[start Material for this task]

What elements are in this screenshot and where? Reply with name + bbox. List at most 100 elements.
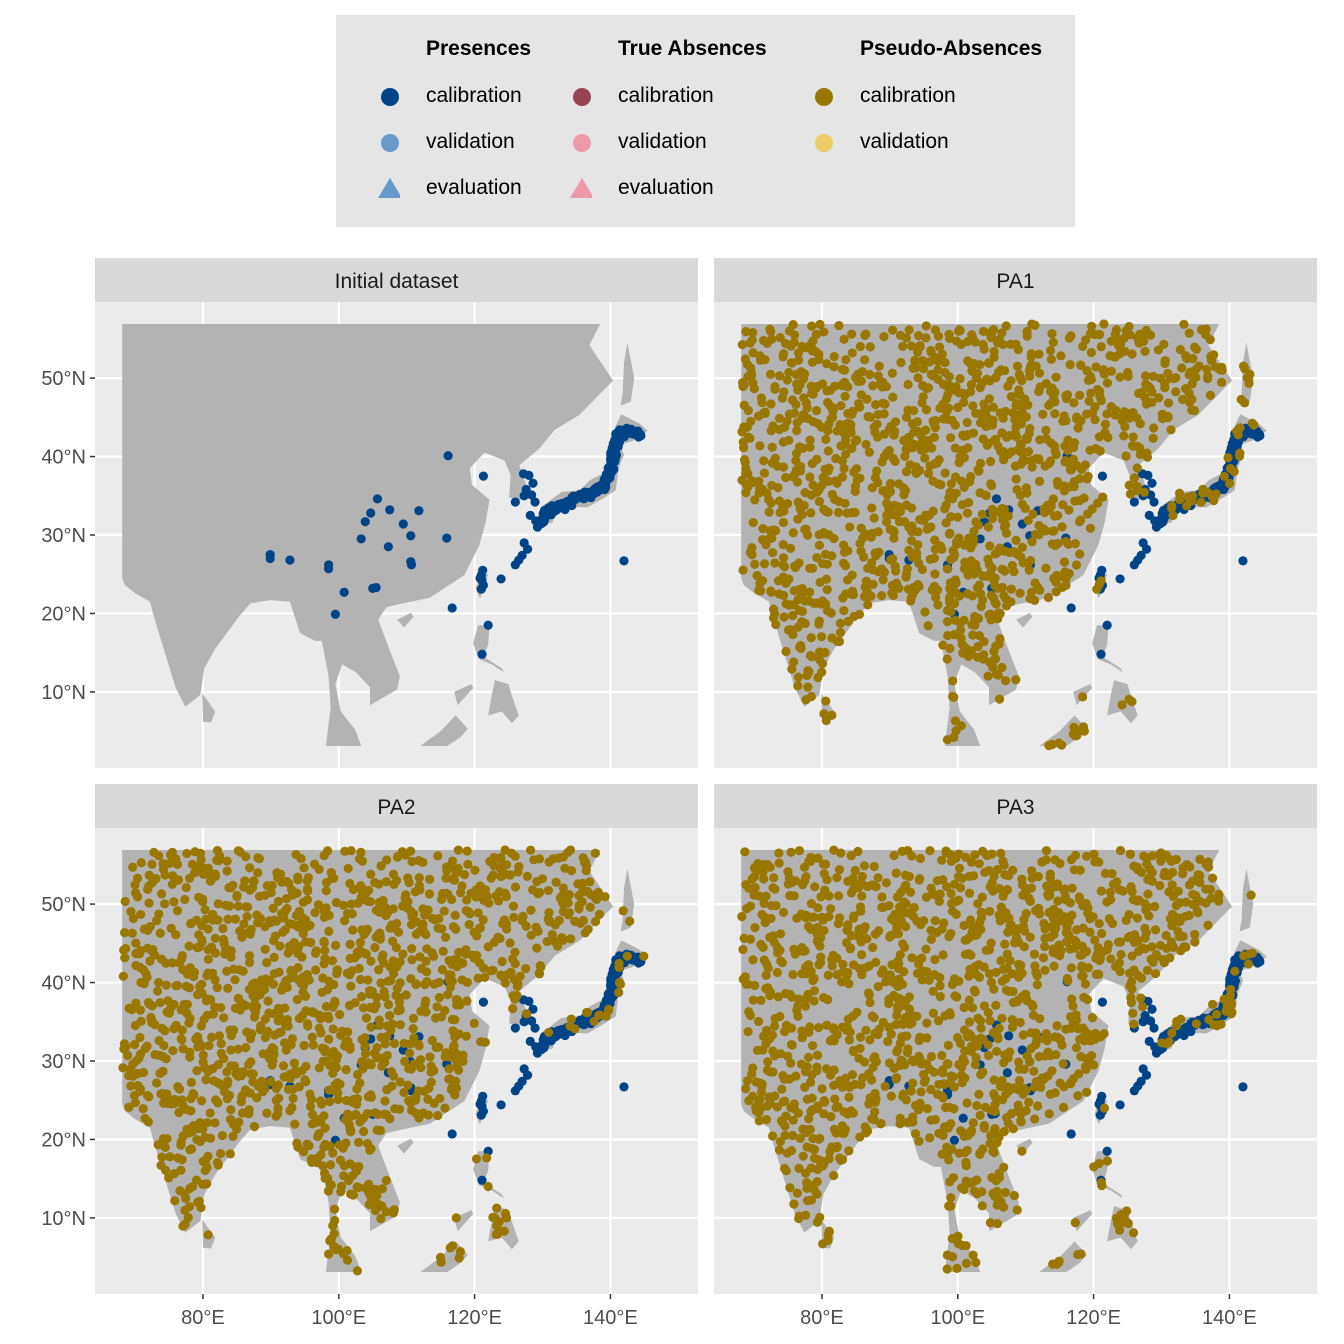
pseudo-absence-calibration-point [768, 1046, 778, 1056]
pseudo-absence-calibration-point [1135, 419, 1145, 429]
pseudo-absence-calibration-point [1074, 517, 1085, 527]
pseudo-absence-calibration-point [1036, 1082, 1046, 1093]
pseudo-absence-calibration-point [895, 330, 906, 340]
pseudo-absence-calibration-point [308, 1040, 318, 1050]
pseudo-absence-calibration-point [1038, 409, 1048, 419]
pseudo-absence-calibration-point [1236, 394, 1246, 405]
pseudo-absence-calibration-point [173, 1082, 183, 1092]
pseudo-absence-calibration-point [184, 1202, 195, 1212]
presence-calibration-point [371, 582, 381, 593]
pseudo-absence-calibration-point [787, 395, 798, 405]
pseudo-absence-calibration-point [442, 866, 452, 876]
pseudo-absence-calibration-point [784, 326, 795, 336]
presence-calibration-point [510, 497, 520, 507]
pseudo-absence-calibration-point [855, 1043, 865, 1054]
pseudo-absence-calibration-point [991, 669, 1002, 679]
pseudo-absence-calibration-point [979, 1001, 989, 1011]
pseudo-absence-calibration-point [354, 1162, 364, 1172]
pseudo-absence-calibration-point [920, 453, 930, 463]
pseudo-absence-calibration-point [223, 914, 233, 924]
pseudo-absence-calibration-point [1140, 371, 1151, 381]
presence-calibration-point [1097, 471, 1108, 481]
pseudo-absence-calibration-point [154, 851, 164, 861]
pseudo-absence-calibration-point [169, 1168, 179, 1179]
pseudo-absence-calibration-point [1034, 520, 1044, 531]
legend: Presences calibration validation evaluation… [336, 15, 1075, 227]
pseudo-absence-calibration-point [1086, 388, 1096, 398]
pseudo-absence-calibration-point [324, 926, 334, 936]
pseudo-absence-calibration-point [253, 868, 263, 878]
pseudo-absence-calibration-point [294, 920, 304, 930]
pseudo-absence-calibration-point [836, 441, 846, 451]
pseudo-absence-calibration-point [1202, 364, 1212, 374]
pseudo-absence-calibration-point [471, 1154, 482, 1164]
pseudo-absence-calibration-point [1212, 1009, 1222, 1020]
pseudo-absence-calibration-point [544, 916, 554, 927]
pseudo-absence-calibration-point [228, 1119, 238, 1129]
pseudo-absence-calibration-point [454, 947, 464, 958]
pseudo-absence-calibration-point [241, 1042, 251, 1053]
pseudo-absence-calibration-point [1009, 1190, 1019, 1201]
pseudo-absence-calibration-point [1029, 1066, 1039, 1076]
pseudo-absence-calibration-point [1099, 319, 1109, 329]
pseudo-absence-calibration-point [778, 560, 788, 570]
pseudo-absence-calibration-point [861, 1025, 871, 1035]
pseudo-absence-calibration-point [777, 1084, 787, 1094]
pseudo-absence-calibration-point [1136, 973, 1147, 983]
pseudo-absence-calibration-point [786, 1039, 797, 1050]
pseudo-absence-calibration-point [885, 486, 896, 497]
pseudo-absence-calibration-point [412, 917, 422, 927]
pseudo-absence-calibration-point [309, 859, 320, 869]
pseudo-absence-calibration-point [779, 349, 789, 359]
pseudo-absence-calibration-point [380, 1096, 390, 1106]
pseudo-absence-calibration-point [1091, 444, 1101, 454]
pseudo-absence-calibration-point [437, 965, 448, 975]
pseudo-absence-calibration-point [1086, 347, 1096, 358]
pseudo-absence-calibration-point [543, 885, 554, 896]
pseudo-absence-calibration-point [746, 371, 757, 381]
pseudo-absence-calibration-point [199, 1014, 209, 1025]
pseudo-absence-calibration-point [178, 1131, 188, 1141]
pseudo-absence-calibration-point [1245, 369, 1255, 380]
pseudo-absence-calibration-point [203, 954, 213, 964]
pseudo-absence-calibration-point [901, 412, 912, 422]
pseudo-absence-calibration-point [901, 467, 912, 477]
pseudo-absence-calibration-point [245, 885, 255, 895]
pseudo-absence-calibration-point [967, 366, 977, 376]
legend-circle-key [381, 134, 399, 152]
pseudo-absence-calibration-point [867, 1114, 877, 1124]
pseudo-absence-calibration-point [376, 861, 386, 871]
pseudo-absence-calibration-point [800, 1001, 811, 1011]
pseudo-absence-calibration-point [827, 633, 837, 643]
pseudo-absence-calibration-point [843, 876, 853, 887]
pseudo-absence-calibration-point [1007, 1022, 1018, 1032]
pseudo-absence-calibration-point [1102, 897, 1112, 907]
pseudo-absence-calibration-point [440, 932, 451, 942]
pseudo-absence-calibration-point [496, 871, 507, 881]
pseudo-absence-calibration-point [912, 417, 922, 427]
y-tick-label: 40°N [41, 447, 86, 469]
pseudo-absence-calibration-point [753, 411, 764, 421]
pseudo-absence-calibration-point [1139, 487, 1150, 497]
pseudo-absence-calibration-point [1055, 1078, 1065, 1088]
pseudo-absence-calibration-point [1041, 1029, 1051, 1039]
pseudo-absence-calibration-point [142, 1041, 152, 1051]
pseudo-absence-calibration-point [213, 1098, 223, 1108]
pseudo-absence-calibration-point [345, 1041, 355, 1051]
pseudo-absence-calibration-point [374, 965, 384, 975]
pseudo-absence-calibration-point [288, 1093, 298, 1103]
pseudo-absence-calibration-point [794, 1163, 804, 1173]
pseudo-absence-calibration-point [478, 915, 488, 925]
presence-calibration-point [1138, 1017, 1148, 1027]
pseudo-absence-calibration-point [508, 901, 519, 911]
pseudo-absence-calibration-point [923, 468, 934, 479]
pseudo-absence-calibration-point [1127, 951, 1137, 961]
pseudo-absence-calibration-point [983, 671, 993, 681]
pseudo-absence-calibration-point [280, 925, 290, 935]
pseudo-absence-calibration-point [315, 1014, 326, 1024]
pseudo-absence-calibration-point [910, 1100, 921, 1111]
pseudo-absence-calibration-point [384, 1011, 395, 1021]
pseudo-absence-calibration-point [1094, 329, 1105, 340]
pseudo-absence-calibration-point [1216, 377, 1227, 388]
pseudo-absence-calibration-point [160, 1026, 170, 1036]
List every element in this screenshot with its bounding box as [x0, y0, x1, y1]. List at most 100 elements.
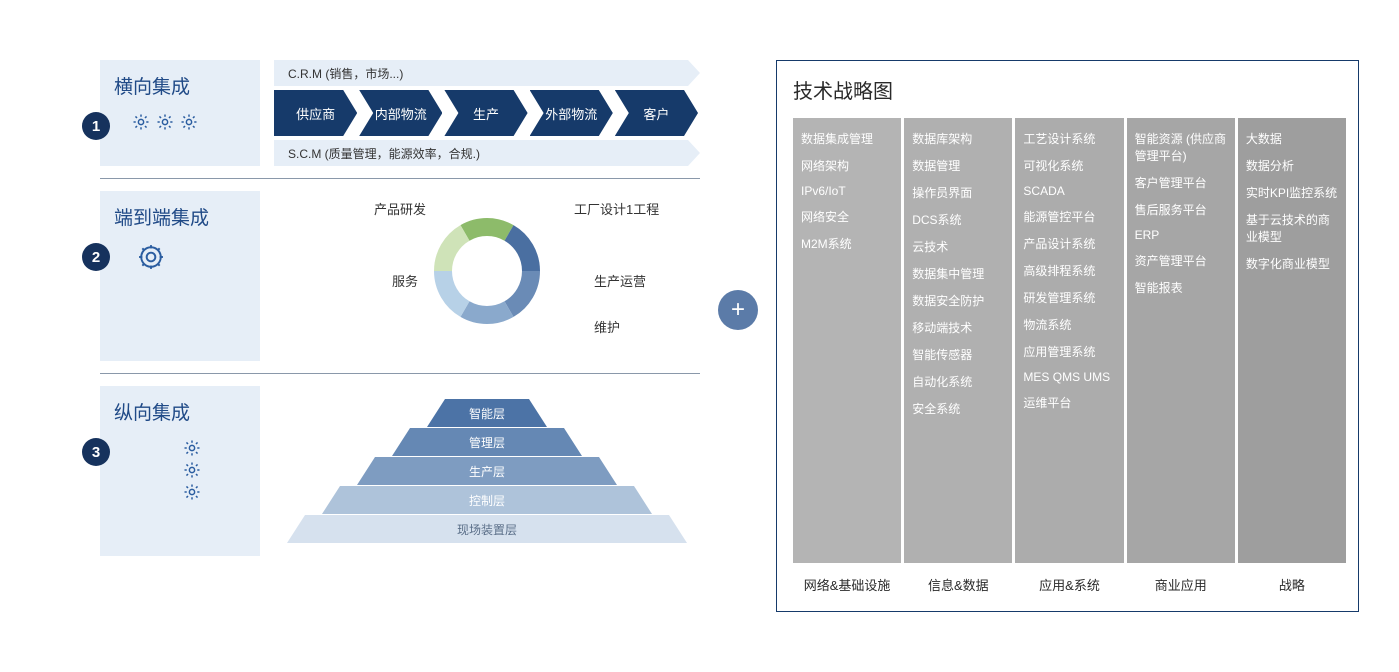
pyramid-layer: 控制层 — [322, 486, 652, 514]
tech-column-body: 大数据数据分析实时KPI监控系统基于云技术的商业模型数字化商业模型 — [1238, 118, 1346, 563]
tech-item: 物流系统 — [1023, 316, 1115, 333]
chev-step: 供应商 — [274, 90, 357, 136]
gear-icon — [132, 113, 150, 131]
chev-step: 内部物流 — [359, 90, 442, 136]
tech-item: 可视化系统 — [1023, 157, 1115, 174]
tech-item: 数据分析 — [1246, 157, 1338, 174]
tech-item: 数据集成管理 — [801, 130, 893, 147]
tech-item: IPv6/IoT — [801, 184, 893, 198]
tech-grid: 数据集成管理网络架构IPv6/IoT网络安全M2M系统网络&基础设施数据库架构数… — [793, 118, 1346, 599]
tech-column-body: 数据集成管理网络架构 IPv6/IoT 网络安全 M2M系统 — [793, 118, 901, 563]
tech-column-label: 战略 — [1238, 569, 1346, 599]
row1-label: 1 横向集成 — [100, 60, 260, 166]
tech-column-body: 数据库架构数据管理操作员界面 DCS系统云技术数据集中管理数据安全防护移动端技术智… — [904, 118, 1012, 563]
row2-label: 2 端到端集成 — [100, 191, 260, 361]
row1-content: C.R.M (销售，市场...) 供应商 内部物流 生产 外部物流 客户 S.C… — [274, 60, 700, 166]
row3-gears — [114, 439, 246, 501]
diagram-root: 1 横向集成 C.R.M (销售，市场...) 供应商 内部物流 生产 外部物流… — [0, 0, 1399, 672]
row-end-to-end: 2 端到端集成 产品研发 工厂 — [100, 191, 700, 361]
tech-strategy-title: 技术战略图 — [793, 75, 1346, 104]
row-horizontal-integration: 1 横向集成 C.R.M (销售，市场...) 供应商 内部物流 生产 外部物流… — [100, 60, 700, 166]
tech-item: 操作员界面 — [912, 184, 1004, 201]
tech-item: DCS系统 — [912, 211, 1004, 228]
chev-step: 客户 — [615, 90, 698, 136]
tech-item: 大数据 — [1246, 130, 1338, 147]
pyramid-layer: 现场装置层 — [287, 515, 687, 543]
row-vertical-integration: 3 纵向集成 智能层管理层生产层控制层现场装置层 — [100, 386, 700, 556]
pyramid-layer: 智能层 — [427, 399, 547, 427]
divider — [100, 178, 700, 179]
tech-item: 资产管理平台 — [1135, 252, 1227, 269]
cycle-label-r: 生产运营 — [594, 271, 646, 290]
chevron-flow: 供应商 内部物流 生产 外部物流 客户 — [274, 90, 700, 136]
scm-band: S.C.M (质量管理，能源效率，合规.) — [274, 140, 700, 166]
cycle-label-br: 维护 — [594, 317, 620, 336]
plus-connector: + — [718, 60, 758, 330]
gear-icon — [138, 244, 164, 270]
row1-gears — [114, 113, 246, 131]
tech-item: 云技术 — [912, 238, 1004, 255]
tech-item: 智能传感器 — [912, 346, 1004, 363]
row2-number-badge: 2 — [82, 243, 110, 271]
crm-band: C.R.M (销售，市场...) — [274, 60, 700, 86]
pyramid-layer: 管理层 — [392, 428, 582, 456]
tech-column-label: 网络&基础设施 — [793, 569, 901, 599]
plus-icon: + — [718, 290, 758, 330]
pyramid-layer: 生产层 — [357, 457, 617, 485]
tech-item: 工艺设计系统 — [1023, 130, 1115, 147]
tech-item: 客户管理平台 — [1135, 174, 1227, 191]
row3-label: 3 纵向集成 — [100, 386, 260, 556]
pyramid: 智能层管理层生产层控制层现场装置层 — [274, 399, 700, 543]
tech-column: 工艺设计系统可视化系统SCADA能源管控平台产品设计系统高级排程系统研发管理系统… — [1015, 118, 1123, 599]
tech-item: 网络安全 — [801, 208, 893, 225]
tech-column-body: 智能资源 (供应商管理平台)客户管理平台售后服务平台ERP资产管理平台智能报表 — [1127, 118, 1235, 563]
tech-item: 移动端技术 — [912, 319, 1004, 336]
right-panel: 技术战略图 数据集成管理网络架构 IPv6/IoT 网络安全 M2M系统网络&基础设施… — [776, 60, 1359, 612]
row3-content: 智能层管理层生产层控制层现场装置层 — [274, 386, 700, 556]
row1-title: 横向集成 — [114, 72, 246, 99]
tech-item: 基于云技术的商业模型 — [1246, 211, 1338, 245]
tech-item: 数据集中管理 — [912, 265, 1004, 282]
tech-item: 高级排程系统 — [1023, 262, 1115, 279]
cycle-label-tl: 产品研发 — [374, 199, 426, 218]
gear-icon — [183, 483, 201, 501]
row1-number-badge: 1 — [82, 112, 110, 140]
gear-icon — [183, 461, 201, 479]
row2-content: 产品研发 工厂设计1工程 生产运营 维护 服务 — [274, 191, 700, 351]
tech-item: 智能报表 — [1135, 279, 1227, 296]
gear-icon — [183, 439, 201, 457]
tech-item: 售后服务平台 — [1135, 201, 1227, 218]
chev-step: 生产 — [444, 90, 527, 136]
tech-item: 智能资源 (供应商管理平台) — [1135, 130, 1227, 164]
tech-item: 自动化系统 — [912, 373, 1004, 390]
gear-icon — [180, 113, 198, 131]
tech-item: 数据安全防护 — [912, 292, 1004, 309]
tech-item: 数据管理 — [912, 157, 1004, 174]
tech-item: 研发管理系统 — [1023, 289, 1115, 306]
tech-item: 安全系统 — [912, 400, 1004, 417]
tech-column-label: 信息&数据 — [904, 569, 1012, 599]
left-panel: 1 横向集成 C.R.M (销售，市场...) 供应商 内部物流 生产 外部物流… — [100, 60, 700, 556]
tech-column: 智能资源 (供应商管理平台)客户管理平台售后服务平台ERP资产管理平台智能报表商… — [1127, 118, 1235, 599]
row3-number-badge: 3 — [82, 438, 110, 466]
tech-column: 数据库架构数据管理操作员界面 DCS系统云技术数据集中管理数据安全防护移动端技术智… — [904, 118, 1012, 599]
tech-item: SCADA — [1023, 184, 1115, 198]
row3-title: 纵向集成 — [114, 398, 246, 425]
divider — [100, 373, 700, 374]
tech-item: 实时KPI监控系统 — [1246, 184, 1338, 201]
cycle-label-tr: 工厂设计1工程 — [574, 199, 659, 218]
tech-column: 大数据数据分析实时KPI监控系统基于云技术的商业模型数字化商业模型战略 — [1238, 118, 1346, 599]
tech-item: 数据库架构 — [912, 130, 1004, 147]
tech-item: M2M系统 — [801, 235, 893, 252]
tech-column-body: 工艺设计系统可视化系统SCADA能源管控平台产品设计系统高级排程系统研发管理系统… — [1015, 118, 1123, 563]
tech-column: 数据集成管理网络架构 IPv6/IoT 网络安全 M2M系统网络&基础设施 — [793, 118, 901, 599]
tech-item: 能源管控平台 — [1023, 208, 1115, 225]
tech-item: 应用管理系统 — [1023, 343, 1115, 360]
chev-step: 外部物流 — [530, 90, 613, 136]
tech-item: 运维平台 — [1023, 394, 1115, 411]
row2-title: 端到端集成 — [114, 203, 246, 230]
gear-icon — [156, 113, 174, 131]
tech-item: MES QMS UMS — [1023, 370, 1115, 384]
tech-item: 网络架构 — [801, 157, 893, 174]
tech-item: 数字化商业模型 — [1246, 255, 1338, 272]
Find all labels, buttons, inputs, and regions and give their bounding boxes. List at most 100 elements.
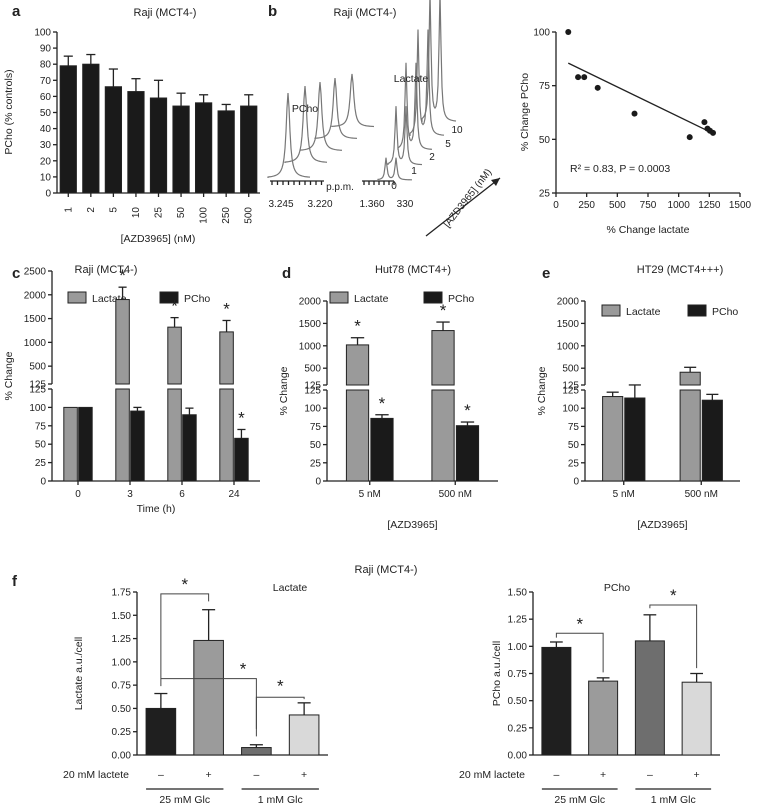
upper-ytick-label: 2000 [557,297,580,308]
panel-a-xtick-label: 250 [221,207,232,224]
lower-ytick-label: 50 [568,440,580,451]
lactate-ppm-label-2: 330 [397,199,414,210]
lower-ytick-label: 50 [310,440,322,451]
scatter-point [575,74,582,81]
bar [234,437,249,482]
scatter-xtick-label: 1000 [668,200,691,211]
panel-a-bar [217,110,235,194]
legend-swatch [687,304,707,317]
upper-ytick-label: 500 [304,364,321,375]
legend-swatch [329,291,349,304]
scatter-ytick-label: 25 [539,189,551,200]
f-ylabel: Lactate a.u./cell [73,637,85,711]
panel-e-ylabel: % Change [536,366,548,415]
lower-ytick-label: 100 [304,404,321,415]
upper-ytick-label: 1000 [299,341,322,352]
upper-ytick-label: 1500 [557,319,580,330]
concentration-arrow [425,177,501,237]
concentration-label: 5 [445,139,451,150]
lower-ytick-label: 50 [35,440,47,451]
scatter-xlabel: % Change lactate [607,224,690,236]
pcho-spectrum-line [299,81,343,151]
panel-a-ytick-label: 70 [40,76,52,87]
panel-c-ylabel: % Change [3,351,15,400]
lower-ytick-label: 25 [568,458,580,469]
scatter-xtick-label: 1250 [698,200,721,211]
f-ytick-label: 1.00 [112,657,132,668]
bar-lower [219,388,234,482]
panel-a-xtick-label: 100 [199,207,210,224]
lactate-label: Lactate [394,73,429,85]
panel-a-bar [59,65,77,194]
f-ytick-label: 1.00 [508,642,528,653]
panel-c-title: Raji (MCT4-) [75,264,138,276]
upper-ytick-label: 1000 [24,338,47,349]
panel-a-ylabel: PCho (% controls) [3,69,15,154]
f-group-label: 1 mM Glc [651,794,696,806]
panel-a-ytick-label: 80 [40,60,52,71]
lower-ytick-label: 25 [310,458,322,469]
pcho-spectrum-line [284,85,328,163]
scatter-xtick-label: 0 [553,200,559,211]
panel-a-bar [127,91,145,194]
xtick-label: 500 nM [439,489,472,500]
lower-ytick-label: 125 [29,385,46,396]
upper-ytick-label: 125 [562,381,579,392]
panel-a-xtick-label: 5 [108,207,119,213]
bar [78,406,93,482]
panel-f-f_pcho-title: PCho [604,582,630,594]
scatter-annotation: R² = 0.83, P = 0.0003 [570,163,670,175]
f-bar [145,707,177,756]
f-ytick-label: 0.75 [508,669,528,680]
f-sig-bracket [555,632,604,673]
xtick-label: 5 nM [359,489,381,500]
lower-ytick-label: 25 [35,458,47,469]
panel-label-e: e [542,265,550,282]
lower-ytick-label: 0 [315,477,321,488]
f-ytick-label: 0.50 [112,704,132,715]
panel-a-ytick-label: 50 [40,108,52,119]
pcho-label: PCho [292,103,318,115]
significance-star: * [440,301,447,320]
legend-swatch [423,291,443,304]
lower-ytick-label: 0 [573,477,579,488]
bar-lower [345,389,370,482]
lower-ytick-label: 75 [568,422,580,433]
scatter-ylabel: % Change PCho [519,73,531,151]
legend-swatch [67,291,87,304]
upper-ytick-label: 500 [562,364,579,375]
f-bar [541,646,572,756]
xtick-label: 6 [179,489,185,500]
pcho-spectrum-line [314,77,358,139]
panel-f-f_lac-title: Lactate [273,582,308,594]
f-ytick-label: 0.75 [112,681,132,692]
concentration-axis-label: [AZD3965] (nM) [442,167,494,230]
bar-lower [167,388,182,482]
significance-star: * [379,394,386,413]
scatter-ytick-label: 100 [533,28,550,39]
panel-a-bar [82,63,100,194]
panel-a-ytick-label: 20 [40,156,52,167]
bar-upper [167,326,182,385]
lower-ytick-label: 0 [40,477,46,488]
scatter-xtick-label: 500 [609,200,626,211]
f-condition-sign: – [553,769,559,781]
panel-a-ytick-label: 10 [40,172,52,183]
panel-a-ytick-label: 40 [40,124,52,135]
significance-star: * [277,676,284,695]
panel-label-b: b [268,3,277,20]
f-condition-sign: + [206,769,212,781]
legend-label: Lactate [354,293,389,305]
bar [624,397,646,482]
panel-a-bar [104,86,123,194]
panel-a-bar [149,97,168,194]
panel-a-xtick-label: 2 [86,207,97,213]
bar [701,399,723,482]
f-ytick-label: 1.25 [112,634,132,645]
panel-c-xlabel: Time (h) [137,503,176,515]
bar-upper [115,299,130,385]
f-row-label: 20 mM lactete [63,769,129,781]
f-condition-sign: + [600,769,606,781]
lower-ytick-label: 100 [29,403,46,414]
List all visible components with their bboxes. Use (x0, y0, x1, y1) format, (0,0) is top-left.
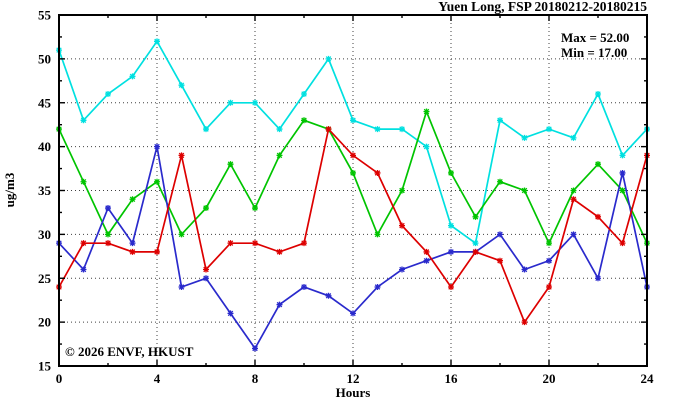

[end Material for this task]

» What to produce
Can you repeat the listing lines exactly, from the line with "pyramid-layer: 控制层 — [322, 486, 652, 514]" up to and including the line with "scm-band: S.C.M (质量管理，能源效率，合规.)"?

» Full output
pyramid-layer: 控制层 — [322, 486, 652, 514]
tech-column-body: 大数据数据分析实时KPI监控系统基于云技术的商业模型数字化商业模型 — [1238, 118, 1346, 563]
tech-item: 物流系统 — [1023, 316, 1115, 333]
chev-step: 供应商 — [274, 90, 357, 136]
gear-icon — [132, 113, 150, 131]
chev-step: 内部物流 — [359, 90, 442, 136]
tech-item: 可视化系统 — [1023, 157, 1115, 174]
tech-item: 数据分析 — [1246, 157, 1338, 174]
tech-item: 数据集成管理 — [801, 130, 893, 147]
tech-item: IPv6/IoT — [801, 184, 893, 198]
tech-grid: 数据集成管理网络架构IPv6/IoT网络安全M2M系统网络&基础设施数据库架构数… — [793, 118, 1346, 599]
tech-column-body: 数据集成管理网络架构 IPv6/IoT 网络安全 M2M系统 — [793, 118, 901, 563]
tech-column-label: 战略 — [1238, 569, 1346, 599]
row1-label: 1 横向集成 — [100, 60, 260, 166]
tech-column-body: 数据库架构数据管理操作员界面 DCS系统云技术数据集中管理数据安全防护移动端技术智… — [904, 118, 1012, 563]
row2-label: 2 端到端集成 — [100, 191, 260, 361]
row1-content: C.R.M (销售，市场...) 供应商 内部物流 生产 外部物流 客户 S.C… — [274, 60, 700, 166]
row3-gears — [114, 439, 246, 501]
diagram-root: 1 横向集成 C.R.M (销售，市场...) 供应商 内部物流 生产 外部物流… — [0, 0, 1399, 672]
row-end-to-end: 2 端到端集成 产品研发 工厂 — [100, 191, 700, 361]
tech-strategy-title: 技术战略图 — [793, 75, 1346, 104]
row-horizontal-integration: 1 横向集成 C.R.M (销售，市场...) 供应商 内部物流 生产 外部物流… — [100, 60, 700, 166]
tech-item: 操作员界面 — [912, 184, 1004, 201]
tech-item: DCS系统 — [912, 211, 1004, 228]
chev-step: 客户 — [615, 90, 698, 136]
tech-item: 大数据 — [1246, 130, 1338, 147]
pyramid-layer: 现场装置层 — [287, 515, 687, 543]
row-vertical-integration: 3 纵向集成 智能层管理层生产层控制层现场装置层 — [100, 386, 700, 556]
pyramid-layer: 智能层 — [427, 399, 547, 427]
divider — [100, 178, 700, 179]
tech-item: 资产管理平台 — [1135, 252, 1227, 269]
cycle-label-r: 生产运营 — [594, 271, 646, 290]
chevron-flow: 供应商 内部物流 生产 外部物流 客户 — [274, 90, 700, 136]
scm-band: S.C.M (质量管理，能源效率，合规.) — [274, 140, 700, 166]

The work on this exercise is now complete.